## Exercise task:
Write out the whole of the material exactly.

[Dataset entries]
*****

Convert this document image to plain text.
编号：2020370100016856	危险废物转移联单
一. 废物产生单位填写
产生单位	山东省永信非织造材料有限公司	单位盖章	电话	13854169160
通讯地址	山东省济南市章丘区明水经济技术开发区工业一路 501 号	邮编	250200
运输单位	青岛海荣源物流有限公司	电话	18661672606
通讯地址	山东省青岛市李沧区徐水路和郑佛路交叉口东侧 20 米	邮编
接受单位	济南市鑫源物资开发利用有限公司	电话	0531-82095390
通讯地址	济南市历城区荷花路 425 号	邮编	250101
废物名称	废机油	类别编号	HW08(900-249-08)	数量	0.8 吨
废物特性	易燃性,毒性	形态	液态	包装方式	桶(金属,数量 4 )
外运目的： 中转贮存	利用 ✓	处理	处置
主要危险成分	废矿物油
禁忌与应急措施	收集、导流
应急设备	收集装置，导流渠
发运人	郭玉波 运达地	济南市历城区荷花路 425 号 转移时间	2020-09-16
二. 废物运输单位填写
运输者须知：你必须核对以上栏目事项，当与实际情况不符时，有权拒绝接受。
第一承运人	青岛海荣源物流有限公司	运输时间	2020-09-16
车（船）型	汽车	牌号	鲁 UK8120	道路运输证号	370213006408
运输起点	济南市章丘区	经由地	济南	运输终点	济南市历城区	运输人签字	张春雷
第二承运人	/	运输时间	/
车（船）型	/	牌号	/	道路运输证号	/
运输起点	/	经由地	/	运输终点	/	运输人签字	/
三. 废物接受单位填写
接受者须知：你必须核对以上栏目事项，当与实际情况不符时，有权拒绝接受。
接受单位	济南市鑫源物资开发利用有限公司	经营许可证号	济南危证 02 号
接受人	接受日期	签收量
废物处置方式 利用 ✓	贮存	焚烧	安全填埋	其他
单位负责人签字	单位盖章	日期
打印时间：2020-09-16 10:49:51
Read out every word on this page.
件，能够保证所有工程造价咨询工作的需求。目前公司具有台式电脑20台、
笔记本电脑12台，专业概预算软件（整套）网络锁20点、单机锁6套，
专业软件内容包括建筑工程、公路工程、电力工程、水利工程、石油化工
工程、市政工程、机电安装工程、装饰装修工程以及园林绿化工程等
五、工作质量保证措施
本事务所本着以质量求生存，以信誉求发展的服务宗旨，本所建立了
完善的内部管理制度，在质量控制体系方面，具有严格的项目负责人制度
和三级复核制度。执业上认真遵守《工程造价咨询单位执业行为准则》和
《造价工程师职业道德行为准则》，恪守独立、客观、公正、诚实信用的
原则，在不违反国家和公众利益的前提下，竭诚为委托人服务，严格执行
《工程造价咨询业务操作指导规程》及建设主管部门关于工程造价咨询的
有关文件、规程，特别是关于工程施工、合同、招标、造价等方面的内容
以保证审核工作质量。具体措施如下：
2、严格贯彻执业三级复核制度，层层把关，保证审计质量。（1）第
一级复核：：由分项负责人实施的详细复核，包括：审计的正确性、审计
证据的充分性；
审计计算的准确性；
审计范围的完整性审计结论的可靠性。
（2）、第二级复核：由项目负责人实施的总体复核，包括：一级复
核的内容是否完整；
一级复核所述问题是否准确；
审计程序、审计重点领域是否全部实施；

*****

## Output below:
Convert this document image to plain text.
编号：2020370100016856	危险废物转移联单
一. 废物产生单位填写
产生单位	山东省永信非织造材料有限公司	单位盖章	电话	13854169160
通讯地址	山东省济南市章丘区明水经济技术开发区工业一路 501 号	邮编	250200
运输单位	青岛海荣源物流有限公司	电话	18661672606
通讯地址	山东省青岛市李沧区徐水路和郑佛路交叉口东侧 20 米	邮编
接受单位	济南市鑫源物资开发利用有限公司	电话	0531-82095390
通讯地址	济南市历城区荷花路 425 号	邮编	250101
废物名称	废机油	类别编号	HW08(900-249-08)	数量	0.8 吨
废物特性	易燃性,毒性	形态	液态	包装方式	桶(金属,数量 4 )
外运目的： 中转贮存	利用 ✓	处理	处置
主要危险成分	废矿物油
禁忌与应急措施	收集、导流
应急设备	收集装置，导流渠
发运人	郭玉波 运达地	济南市历城区荷花路 425 号 转移时间	2020-09-16
二. 废物运输单位填写
运输者须知：你必须核对以上栏目事项，当与实际情况不符时，有权拒绝接受。
第一承运人	青岛海荣源物流有限公司	运输时间	2020-09-16
车（船）型	汽车	牌号	鲁 UK8120	道路运输证号	370213006408
运输起点	济南市章丘区	经由地	济南	运输终点	济南市历城区	运输人签字	张春雷
第二承运人	/	运输时间	/
车（船）型	/	牌号	/	道路运输证号	/
运输起点	/	经由地	/	运输终点	/	运输人签字	/
三. 废物接受单位填写
接受者须知：你必须核对以上栏目事项，当与实际情况不符时，有权拒绝接受。
接受单位	济南市鑫源物资开发利用有限公司	经营许可证号	济南危证 02 号
接受人	接受日期	签收量
废物处置方式 利用 ✓	贮存	焚烧	安全填埋	其他
单位负责人签字	单位盖章	日期
打印时间：2020-09-16 10:49:51
Read out every word on this page.
件，能够保证所有工程造价咨询工作的需求。目前公司具有台式电脑20台、
笔记本电脑12台，专业概预算软件（整套）网络锁20点、单机锁6套，
专业软件内容包括建筑工程、公路工程、电力工程、水利工程、石油化工
工程、市政工程、机电安装工程、装饰装修工程以及园林绿化工程等
五、工作质量保证措施
本事务所本着以质量求生存，以信誉求发展的服务宗旨，本所建立了
完善的内部管理制度，在质量控制体系方面，具有严格的项目负责人制度
和三级复核制度。执业上认真遵守《工程造价咨询单位执业行为准则》和
《造价工程师职业道德行为准则》，恪守独立、客观、公正、诚实信用的
原则，在不违反国家和公众利益的前提下，竭诚为委托人服务，严格执行
《工程造价咨询业务操作指导规程》及建设主管部门关于工程造价咨询的
有关文件、规程，特别是关于工程施工、合同、招标、造价等方面的内容
以保证审核工作质量。具体措施如下：
2、严格贯彻执业三级复核制度，层层把关，保证审计质量。（1）第
一级复核：：由分项负责人实施的详细复核，包括：审计的正确性、审计
证据的充分性；
审计计算的准确性；
审计范围的完整性审计结论的可靠性。
（2）、第二级复核：由项目负责人实施的总体复核，包括：一级复
核的内容是否完整；
一级复核所述问题是否准确；
审计程序、审计重点领域是否全部实施；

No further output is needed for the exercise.